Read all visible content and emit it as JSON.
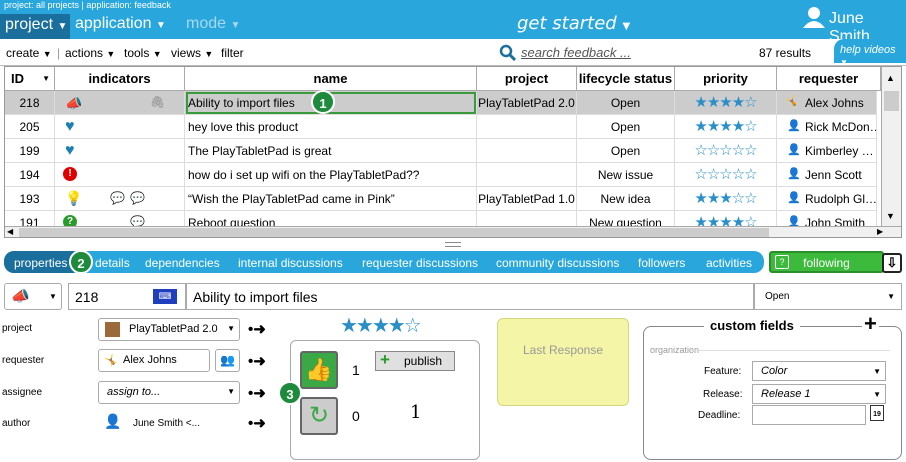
{
  "header": {
    "breadcrumb": "project: all projects  |  application: feedback",
    "nav_project": "project",
    "nav_application": "application",
    "nav_mode": "mode",
    "get_started": "get started",
    "user_name": "June Smith"
  },
  "toolbar": {
    "create": "create",
    "actions": "actions",
    "tools": "tools",
    "views": "views",
    "filter": "filter",
    "search_placeholder": "search feedback ...",
    "results": "87 results",
    "help_videos": "help videos"
  },
  "table": {
    "columns": [
      "ID",
      "indicators",
      "name",
      "project",
      "lifecycle status",
      "priority",
      "requester"
    ],
    "rows": [
      {
        "id": "218",
        "name": "Ability to import files",
        "project": "PlayTabletPad 2.0",
        "status": "Open",
        "priority": "★★★★☆",
        "requester": "Alex Johns"
      },
      {
        "id": "205",
        "name": "hey love this product",
        "project": "",
        "status": "Open",
        "priority": "★★★★☆",
        "requester": "Rick McDon…"
      },
      {
        "id": "199",
        "name": "The PlayTabletPad is great",
        "project": "",
        "status": "Open",
        "priority": "☆☆☆☆☆",
        "requester": "Kimberley …"
      },
      {
        "id": "194",
        "name": "how do i set up wifi on the PlayTabletPad??",
        "project": "",
        "status": "New issue",
        "priority": "☆☆☆☆☆",
        "requester": "Jenn Scott"
      },
      {
        "id": "193",
        "name": "“Wish the PlayTabletPad came in Pink”",
        "project": "PlayTabletPad 1.0",
        "status": "New idea",
        "priority": "★★★☆☆",
        "requester": "Rudolph Gl…"
      },
      {
        "id": "191",
        "name": "Reboot question",
        "project": "",
        "status": "New question",
        "priority": "★★★★☆",
        "requester": "John Smith"
      }
    ]
  },
  "tabs": {
    "properties": "properties",
    "details": "details",
    "dependencies": "dependencies",
    "internal_discussions": "internal discussions",
    "requester_discussions": "requester discussions",
    "community_discussions": "community discussions",
    "followers": "followers",
    "activities": "activities",
    "following": "following"
  },
  "detail": {
    "id": "218",
    "title": "Ability to import files",
    "status": "Open",
    "project_label": "project",
    "project_value": "PlayTabletPad 2.0",
    "requester_label": "requester",
    "requester_value": "Alex Johns",
    "assignee_label": "assignee",
    "assignee_placeholder": "assign to...",
    "author_label": "author",
    "author_value": "June Smith <...",
    "priority": "★★★★☆",
    "votes_up": "1",
    "votes_down": "0",
    "vote_total": "1",
    "publish": "publish",
    "last_response": "Last Response"
  },
  "custom_fields": {
    "title": "custom fields",
    "section": "organization",
    "feature_label": "Feature:",
    "feature_value": "Color",
    "release_label": "Release:",
    "release_value": "Release 1",
    "deadline_label": "Deadline:",
    "deadline_value": ""
  },
  "callouts": {
    "one": "1",
    "two": "2",
    "three": "3"
  }
}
· · · · · · ·
◆ Do this:
Provide only the count of lines in the data above that include the string "Ability".

◆ Response for this exercise:
2